● DESCRIPTION OF THE TASK
The data below needs to be returned exactly, line for line.

● Collected data entries
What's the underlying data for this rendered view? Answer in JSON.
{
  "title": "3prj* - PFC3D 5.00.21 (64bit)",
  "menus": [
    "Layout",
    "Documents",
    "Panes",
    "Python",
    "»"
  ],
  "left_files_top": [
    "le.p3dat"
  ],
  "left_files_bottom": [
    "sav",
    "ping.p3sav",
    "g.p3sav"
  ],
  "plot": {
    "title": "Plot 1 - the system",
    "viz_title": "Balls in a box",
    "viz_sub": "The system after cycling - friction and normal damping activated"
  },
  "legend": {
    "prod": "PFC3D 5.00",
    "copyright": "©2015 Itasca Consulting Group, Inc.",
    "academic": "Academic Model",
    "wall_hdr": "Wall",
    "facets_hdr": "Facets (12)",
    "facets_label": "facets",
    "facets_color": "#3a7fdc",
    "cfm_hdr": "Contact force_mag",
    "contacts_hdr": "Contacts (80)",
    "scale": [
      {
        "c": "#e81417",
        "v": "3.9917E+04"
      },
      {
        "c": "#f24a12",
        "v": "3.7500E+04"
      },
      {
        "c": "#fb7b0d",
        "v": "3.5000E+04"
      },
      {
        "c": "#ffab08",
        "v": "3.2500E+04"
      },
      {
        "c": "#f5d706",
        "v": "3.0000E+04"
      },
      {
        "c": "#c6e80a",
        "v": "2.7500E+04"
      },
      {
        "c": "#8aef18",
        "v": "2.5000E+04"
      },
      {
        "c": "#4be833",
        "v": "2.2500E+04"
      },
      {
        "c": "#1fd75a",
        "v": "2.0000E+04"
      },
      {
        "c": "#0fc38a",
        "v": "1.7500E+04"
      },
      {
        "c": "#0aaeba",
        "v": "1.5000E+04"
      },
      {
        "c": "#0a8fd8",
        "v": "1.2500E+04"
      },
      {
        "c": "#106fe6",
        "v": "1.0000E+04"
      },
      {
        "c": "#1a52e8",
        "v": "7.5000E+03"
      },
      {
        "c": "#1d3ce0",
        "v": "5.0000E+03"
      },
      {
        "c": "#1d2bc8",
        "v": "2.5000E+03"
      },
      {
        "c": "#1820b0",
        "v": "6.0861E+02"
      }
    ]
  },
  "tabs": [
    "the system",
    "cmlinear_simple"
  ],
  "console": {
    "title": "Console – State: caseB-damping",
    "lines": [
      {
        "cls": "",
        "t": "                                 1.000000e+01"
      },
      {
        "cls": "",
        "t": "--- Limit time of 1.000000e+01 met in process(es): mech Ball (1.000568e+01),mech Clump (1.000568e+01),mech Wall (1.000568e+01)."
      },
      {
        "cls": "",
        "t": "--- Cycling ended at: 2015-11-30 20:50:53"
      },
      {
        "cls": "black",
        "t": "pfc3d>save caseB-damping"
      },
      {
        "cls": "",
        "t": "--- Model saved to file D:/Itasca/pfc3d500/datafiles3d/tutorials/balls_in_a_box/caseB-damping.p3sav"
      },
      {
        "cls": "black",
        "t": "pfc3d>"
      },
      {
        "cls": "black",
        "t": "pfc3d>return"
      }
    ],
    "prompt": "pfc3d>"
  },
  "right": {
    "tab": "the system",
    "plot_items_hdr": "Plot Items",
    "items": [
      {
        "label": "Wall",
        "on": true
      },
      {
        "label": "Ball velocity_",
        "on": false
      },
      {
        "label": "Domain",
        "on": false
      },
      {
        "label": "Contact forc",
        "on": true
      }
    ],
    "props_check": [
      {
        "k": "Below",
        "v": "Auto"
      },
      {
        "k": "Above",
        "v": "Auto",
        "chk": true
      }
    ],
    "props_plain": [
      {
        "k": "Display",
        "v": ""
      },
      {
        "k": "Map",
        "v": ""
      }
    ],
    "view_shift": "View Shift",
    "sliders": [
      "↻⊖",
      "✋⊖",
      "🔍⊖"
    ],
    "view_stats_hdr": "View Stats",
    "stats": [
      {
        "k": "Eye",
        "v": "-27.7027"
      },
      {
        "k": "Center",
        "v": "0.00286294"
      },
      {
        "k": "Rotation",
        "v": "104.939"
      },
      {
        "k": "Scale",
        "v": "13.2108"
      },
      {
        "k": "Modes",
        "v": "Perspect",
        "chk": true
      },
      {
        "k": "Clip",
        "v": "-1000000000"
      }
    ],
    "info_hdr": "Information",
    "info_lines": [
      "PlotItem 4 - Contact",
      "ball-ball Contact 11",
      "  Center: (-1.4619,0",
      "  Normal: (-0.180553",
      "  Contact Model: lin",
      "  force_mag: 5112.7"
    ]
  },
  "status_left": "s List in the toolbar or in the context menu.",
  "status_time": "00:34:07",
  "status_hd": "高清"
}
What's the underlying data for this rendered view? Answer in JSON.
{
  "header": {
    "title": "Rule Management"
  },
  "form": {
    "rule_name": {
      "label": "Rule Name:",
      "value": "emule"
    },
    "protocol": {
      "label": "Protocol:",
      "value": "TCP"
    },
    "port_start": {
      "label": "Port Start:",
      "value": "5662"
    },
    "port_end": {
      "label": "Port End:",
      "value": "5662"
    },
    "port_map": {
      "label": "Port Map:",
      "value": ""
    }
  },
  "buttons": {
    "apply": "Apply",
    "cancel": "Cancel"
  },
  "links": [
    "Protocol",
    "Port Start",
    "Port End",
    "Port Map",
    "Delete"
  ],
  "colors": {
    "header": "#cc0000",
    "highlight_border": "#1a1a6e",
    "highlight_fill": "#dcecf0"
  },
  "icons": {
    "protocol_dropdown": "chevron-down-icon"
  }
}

● EXERCISE RESULT
What's the underlying data for this rendered view? Answer in JSON.
{
  "title": "3prj* - PFC3D 5.00.21 (64bit)",
  "menus": [
    "Layout",
    "Documents",
    "Panes",
    "Python",
    "»"
  ],
  "left_files_top": [
    "le.p3dat"
  ],
  "left_files_bottom": [
    "sav",
    "ping.p3sav",
    "g.p3sav"
  ],
  "plot": {
    "title": "Plot 1 - the system",
    "viz_title": "Balls in a box",
    "viz_sub": "The system after cycling - friction and normal damping activated"
  },
  "legend": {
    "prod": "PFC3D 5.00",
    "copyright": "©2015 Itasca Consulting Group, Inc.",
    "academic": "Academic Model",
    "wall_hdr": "Wall",
    "facets_hdr": "Facets (12)",
    "facets_label": "facets",
    "facets_color": "#3a7fdc",
    "cfm_hdr": "Contact force_mag",
    "contacts_hdr": "Contacts (80)",
    "scale": [
      {
        "c": "#e81417",
        "v": "3.9917E+04"
      },
      {
        "c": "#f24a12",
        "v": "3.7500E+04"
      },
      {
        "c": "#fb7b0d",
        "v": "3.5000E+04"
      },
      {
        "c": "#ffab08",
        "v": "3.2500E+04"
      },
      {
        "c": "#f5d706",
        "v": "3.0000E+04"
      },
      {
        "c": "#c6e80a",
        "v": "2.7500E+04"
      },
      {
        "c": "#8aef18",
        "v": "2.5000E+04"
      },
      {
        "c": "#4be833",
        "v": "2.2500E+04"
      },
      {
        "c": "#1fd75a",
        "v": "2.0000E+04"
      },
      {
        "c": "#0fc38a",
        "v": "1.7500E+04"
      },
      {
        "c": "#0aaeba",
        "v": "1.5000E+04"
      },
      {
        "c": "#0a8fd8",
        "v": "1.2500E+04"
      },
      {
        "c": "#106fe6",
        "v": "1.0000E+04"
      },
      {
        "c": "#1a52e8",
        "v": "7.5000E+03"
      },
      {
        "c": "#1d3ce0",
        "v": "5.0000E+03"
      },
      {
        "c": "#1d2bc8",
        "v": "2.5000E+03"
      },
      {
        "c": "#1820b0",
        "v": "6.0861E+02"
      }
    ]
  },
  "tabs": [
    "the system",
    "cmlinear_simple"
  ],
  "console": {
    "title": "Console – State: caseB-damping",
    "lines": [
      {
        "cls": "",
        "t": "                                 1.000000e+01"
      },
      {
        "cls": "",
        "t": "--- Limit time of 1.000000e+01 met in process(es): mech Ball (1.000568e+01),mech Clump (1.000568e+01),mech Wall (1.000568e+01)."
      },
      {
        "cls": "",
        "t": "--- Cycling ended at: 2015-11-30 20:50:53"
      },
      {
        "cls": "black",
        "t": "pfc3d>save caseB-damping"
      },
      {
        "cls": "",
        "t": "--- Model saved to file D:/Itasca/pfc3d500/datafiles3d/tutorials/balls_in_a_box/caseB-damping.p3sav"
      },
      {
        "cls": "black",
        "t": "pfc3d>"
      },
      {
        "cls": "black",
        "t": "pfc3d>return"
      }
    ],
    "prompt": "pfc3d>"
  },
  "right": {
    "tab": "the system",
    "plot_items_hdr": "Plot Items",
    "items": [
      {
        "label": "Wall",
        "on": true
      },
      {
        "label": "Ball velocity_",
        "on": false
      },
      {
        "label": "Domain",
        "on": false
      },
      {
        "label": "Contact forc",
        "on": true
      }
    ],
    "props_check": [
      {
        "k": "Below",
        "v": "Auto"
      },
      {
        "k": "Above",
        "v": "Auto",
        "chk": true
      }
    ],
    "props_plain": [
      {
        "k": "Display",
        "v": ""
      },
      {
        "k": "Map",
        "v": ""
      }
    ],
    "view_shift": "View Shift",
    "sliders": [
      "↻⊖",
      "✋⊖",
      "🔍⊖"
    ],
    "view_stats_hdr": "View Stats",
    "stats": [
      {
        "k": "Eye",
        "v": "-27.7027"
      },
      {
        "k": "Center",
        "v": "0.00286294"
      },
      {
        "k": "Rotation",
        "v": "104.939"
      },
      {
        "k": "Scale",
        "v": "13.2108"
      },
      {
        "k": "Modes",
        "v": "Perspect",
        "chk": true
      },
      {
        "k": "Clip",
        "v": "-1000000000"
      }
    ],
    "info_hdr": "Information",
    "info_lines": [
      "PlotItem 4 - Contact",
      "ball-ball Contact 11",
      "  Center: (-1.4619,0",
      "  Normal: (-0.180553",
      "  Contact Model: lin",
      "  force_mag: 5112.7"
    ]
  },
  "status_left": "s List in the toolbar or in the context menu.",
  "status_time": "00:34:07",
  "status_hd": "高清"
}
What's the underlying data for this rendered view? Answer in JSON.
{
  "header": {
    "title": "Rule Management"
  },
  "form": {
    "rule_name": {
      "label": "Rule Name:",
      "value": "emule"
    },
    "protocol": {
      "label": "Protocol:",
      "value": "TCP"
    },
    "port_start": {
      "label": "Port Start:",
      "value": "5662"
    },
    "port_end": {
      "label": "Port End:",
      "value": "5662"
    },
    "port_map": {
      "label": "Port Map:",
      "value": ""
    }
  },
  "buttons": {
    "apply": "Apply",
    "cancel": "Cancel"
  },
  "links": [
    "Protocol",
    "Port Start",
    "Port End",
    "Port Map",
    "Delete"
  ],
  "colors": {
    "header": "#cc0000",
    "highlight_border": "#1a1a6e",
    "highlight_fill": "#dcecf0"
  },
  "icons": {
    "protocol_dropdown": "chevron-down-icon"
  }
}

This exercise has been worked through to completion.